| PROBLEM |
Would you copy only the lines below, beginning with the one that contains "Convert this document image to plain text." and running through the last entry line?
** Begin RECORDS PROVIDED **
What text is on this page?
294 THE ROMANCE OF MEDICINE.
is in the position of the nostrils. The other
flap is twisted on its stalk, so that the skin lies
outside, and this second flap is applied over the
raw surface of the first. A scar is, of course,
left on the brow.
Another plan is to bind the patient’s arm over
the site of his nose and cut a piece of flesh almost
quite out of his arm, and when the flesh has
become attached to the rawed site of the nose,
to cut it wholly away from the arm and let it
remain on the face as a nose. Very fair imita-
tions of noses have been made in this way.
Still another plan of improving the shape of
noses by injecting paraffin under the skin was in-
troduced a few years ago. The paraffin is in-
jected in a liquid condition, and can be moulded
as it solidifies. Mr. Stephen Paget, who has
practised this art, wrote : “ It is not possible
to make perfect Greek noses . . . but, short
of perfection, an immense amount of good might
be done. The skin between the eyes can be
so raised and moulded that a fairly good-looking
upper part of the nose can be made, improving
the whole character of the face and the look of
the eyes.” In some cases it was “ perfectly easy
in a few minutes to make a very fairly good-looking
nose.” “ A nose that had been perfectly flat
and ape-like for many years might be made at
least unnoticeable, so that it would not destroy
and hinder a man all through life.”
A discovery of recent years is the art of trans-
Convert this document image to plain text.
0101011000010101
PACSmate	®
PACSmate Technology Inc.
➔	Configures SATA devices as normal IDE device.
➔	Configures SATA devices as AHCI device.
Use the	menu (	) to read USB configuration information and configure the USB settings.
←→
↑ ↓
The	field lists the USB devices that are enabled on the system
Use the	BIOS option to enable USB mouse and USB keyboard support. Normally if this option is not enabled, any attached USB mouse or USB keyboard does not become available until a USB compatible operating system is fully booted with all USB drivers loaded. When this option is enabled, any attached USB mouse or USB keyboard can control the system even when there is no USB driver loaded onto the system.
** End RECORDS PROVIDED **
| SOLUTION TO THIS TASK |
Convert this document image to plain text.
0101011000010101
PACSmate	®
PACSmate Technology Inc.
➔	Configures SATA devices as normal IDE device.
➔	Configures SATA devices as AHCI device.
Use the	menu (	) to read USB configuration information and configure the USB settings.
←→
↑ ↓
The	field lists the USB devices that are enabled on the system
Use the	BIOS option to enable USB mouse and USB keyboard support. Normally if this option is not enabled, any attached USB mouse or USB keyboard does not become available until a USB compatible operating system is fully booted with all USB drivers loaded. When this option is enabled, any attached USB mouse or USB keyboard can control the system even when there is no USB driver loaded onto the system.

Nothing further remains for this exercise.